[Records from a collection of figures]
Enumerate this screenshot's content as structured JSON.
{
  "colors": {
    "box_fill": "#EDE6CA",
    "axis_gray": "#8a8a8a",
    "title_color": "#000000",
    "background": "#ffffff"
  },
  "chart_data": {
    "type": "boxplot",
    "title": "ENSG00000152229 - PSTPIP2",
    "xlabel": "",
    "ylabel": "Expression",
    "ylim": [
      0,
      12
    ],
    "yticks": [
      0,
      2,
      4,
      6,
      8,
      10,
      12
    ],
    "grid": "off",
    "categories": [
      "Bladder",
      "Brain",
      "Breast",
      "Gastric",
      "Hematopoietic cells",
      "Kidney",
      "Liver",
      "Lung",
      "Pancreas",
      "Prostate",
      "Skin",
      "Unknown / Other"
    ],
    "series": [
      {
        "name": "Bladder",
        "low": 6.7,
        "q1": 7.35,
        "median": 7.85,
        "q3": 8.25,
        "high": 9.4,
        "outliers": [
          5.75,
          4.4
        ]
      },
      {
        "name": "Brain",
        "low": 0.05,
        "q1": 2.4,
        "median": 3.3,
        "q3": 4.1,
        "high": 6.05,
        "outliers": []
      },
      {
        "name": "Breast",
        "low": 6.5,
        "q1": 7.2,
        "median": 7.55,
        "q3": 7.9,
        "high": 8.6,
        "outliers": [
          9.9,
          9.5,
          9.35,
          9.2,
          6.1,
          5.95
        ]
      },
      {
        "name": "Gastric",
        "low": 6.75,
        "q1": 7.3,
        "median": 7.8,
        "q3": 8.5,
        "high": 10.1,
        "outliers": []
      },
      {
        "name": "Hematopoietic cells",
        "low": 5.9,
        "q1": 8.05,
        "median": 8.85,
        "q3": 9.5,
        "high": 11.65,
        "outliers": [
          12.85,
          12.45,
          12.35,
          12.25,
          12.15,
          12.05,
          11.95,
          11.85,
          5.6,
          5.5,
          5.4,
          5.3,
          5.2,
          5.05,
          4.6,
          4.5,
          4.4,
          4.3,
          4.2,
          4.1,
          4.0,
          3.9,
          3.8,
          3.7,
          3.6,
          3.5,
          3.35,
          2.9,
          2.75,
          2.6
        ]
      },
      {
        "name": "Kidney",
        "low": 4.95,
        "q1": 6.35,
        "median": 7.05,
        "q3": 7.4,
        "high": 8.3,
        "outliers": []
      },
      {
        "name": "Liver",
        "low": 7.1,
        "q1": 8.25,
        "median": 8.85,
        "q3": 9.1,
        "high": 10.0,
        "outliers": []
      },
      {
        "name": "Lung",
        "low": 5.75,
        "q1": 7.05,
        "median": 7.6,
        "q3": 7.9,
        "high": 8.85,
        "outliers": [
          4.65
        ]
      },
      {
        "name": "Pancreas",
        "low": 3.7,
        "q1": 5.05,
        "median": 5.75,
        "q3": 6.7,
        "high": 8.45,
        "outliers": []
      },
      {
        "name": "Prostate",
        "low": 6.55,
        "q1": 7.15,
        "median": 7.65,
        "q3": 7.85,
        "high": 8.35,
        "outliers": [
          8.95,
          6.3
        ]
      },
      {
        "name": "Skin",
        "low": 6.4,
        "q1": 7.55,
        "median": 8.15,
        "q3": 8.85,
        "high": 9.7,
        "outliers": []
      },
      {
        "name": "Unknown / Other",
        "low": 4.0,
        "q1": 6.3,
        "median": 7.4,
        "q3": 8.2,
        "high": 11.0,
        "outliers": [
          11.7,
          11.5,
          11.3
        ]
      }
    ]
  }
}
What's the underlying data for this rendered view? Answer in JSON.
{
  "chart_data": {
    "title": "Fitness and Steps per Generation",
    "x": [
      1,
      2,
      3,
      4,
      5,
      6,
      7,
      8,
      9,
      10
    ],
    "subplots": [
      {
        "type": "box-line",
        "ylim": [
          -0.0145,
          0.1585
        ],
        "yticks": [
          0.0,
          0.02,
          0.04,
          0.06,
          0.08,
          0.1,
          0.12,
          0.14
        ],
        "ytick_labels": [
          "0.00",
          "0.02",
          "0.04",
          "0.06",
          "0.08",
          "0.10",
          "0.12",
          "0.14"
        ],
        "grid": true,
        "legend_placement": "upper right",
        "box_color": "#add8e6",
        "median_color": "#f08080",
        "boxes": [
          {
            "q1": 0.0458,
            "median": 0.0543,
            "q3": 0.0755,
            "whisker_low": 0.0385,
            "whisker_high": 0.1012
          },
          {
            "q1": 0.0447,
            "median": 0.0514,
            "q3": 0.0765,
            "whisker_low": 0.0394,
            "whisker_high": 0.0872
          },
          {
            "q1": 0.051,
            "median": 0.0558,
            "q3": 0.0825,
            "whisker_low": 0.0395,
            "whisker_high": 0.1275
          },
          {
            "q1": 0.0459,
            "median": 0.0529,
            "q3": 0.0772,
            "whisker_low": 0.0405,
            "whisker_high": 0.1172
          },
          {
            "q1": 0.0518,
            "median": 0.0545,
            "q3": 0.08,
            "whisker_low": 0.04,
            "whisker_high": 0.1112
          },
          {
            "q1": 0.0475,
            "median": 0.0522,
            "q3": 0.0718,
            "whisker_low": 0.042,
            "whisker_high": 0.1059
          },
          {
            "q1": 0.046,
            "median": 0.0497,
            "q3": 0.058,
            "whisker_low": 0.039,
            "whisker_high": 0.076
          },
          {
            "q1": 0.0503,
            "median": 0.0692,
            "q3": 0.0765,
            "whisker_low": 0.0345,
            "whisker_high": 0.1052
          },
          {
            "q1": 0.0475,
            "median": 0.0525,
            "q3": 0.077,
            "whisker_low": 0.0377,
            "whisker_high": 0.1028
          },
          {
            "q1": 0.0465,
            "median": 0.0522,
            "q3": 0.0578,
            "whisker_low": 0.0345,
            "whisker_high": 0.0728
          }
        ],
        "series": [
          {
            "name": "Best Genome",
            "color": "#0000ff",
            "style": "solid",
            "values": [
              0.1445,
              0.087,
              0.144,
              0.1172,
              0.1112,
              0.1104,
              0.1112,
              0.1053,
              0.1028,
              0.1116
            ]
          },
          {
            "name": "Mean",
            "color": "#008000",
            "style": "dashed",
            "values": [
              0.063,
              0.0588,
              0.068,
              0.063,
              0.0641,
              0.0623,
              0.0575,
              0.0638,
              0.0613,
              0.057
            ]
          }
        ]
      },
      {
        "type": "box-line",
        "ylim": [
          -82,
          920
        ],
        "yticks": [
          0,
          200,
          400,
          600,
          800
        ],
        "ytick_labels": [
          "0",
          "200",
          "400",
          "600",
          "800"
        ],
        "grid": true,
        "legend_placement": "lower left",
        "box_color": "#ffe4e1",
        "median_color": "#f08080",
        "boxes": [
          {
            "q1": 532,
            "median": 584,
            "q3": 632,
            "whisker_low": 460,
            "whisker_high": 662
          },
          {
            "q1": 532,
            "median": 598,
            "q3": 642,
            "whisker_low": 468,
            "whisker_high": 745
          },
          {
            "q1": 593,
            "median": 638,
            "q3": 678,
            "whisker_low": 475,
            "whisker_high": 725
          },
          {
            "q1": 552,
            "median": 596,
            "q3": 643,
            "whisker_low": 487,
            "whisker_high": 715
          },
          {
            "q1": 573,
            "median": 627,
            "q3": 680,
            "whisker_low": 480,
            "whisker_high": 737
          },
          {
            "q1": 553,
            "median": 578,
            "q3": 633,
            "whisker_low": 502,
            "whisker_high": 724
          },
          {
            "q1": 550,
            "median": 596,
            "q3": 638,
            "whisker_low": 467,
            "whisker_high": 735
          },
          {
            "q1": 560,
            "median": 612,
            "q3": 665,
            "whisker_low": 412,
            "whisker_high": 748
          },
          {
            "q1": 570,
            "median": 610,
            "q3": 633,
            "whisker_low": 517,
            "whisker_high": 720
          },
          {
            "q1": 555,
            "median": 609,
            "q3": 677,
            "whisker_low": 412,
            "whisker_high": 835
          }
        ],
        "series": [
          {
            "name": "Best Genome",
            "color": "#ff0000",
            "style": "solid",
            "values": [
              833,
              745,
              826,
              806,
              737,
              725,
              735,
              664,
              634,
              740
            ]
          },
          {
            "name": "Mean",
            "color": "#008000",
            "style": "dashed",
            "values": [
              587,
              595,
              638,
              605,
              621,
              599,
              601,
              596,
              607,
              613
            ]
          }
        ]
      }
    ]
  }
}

* [REQUIREMENT]: Which lines above carry the string "cells"? Copy those lines.

* [SOLUTION TO THE EXERCISE]:
      "Hematopoietic cells",
        "name": "Hematopoietic cells",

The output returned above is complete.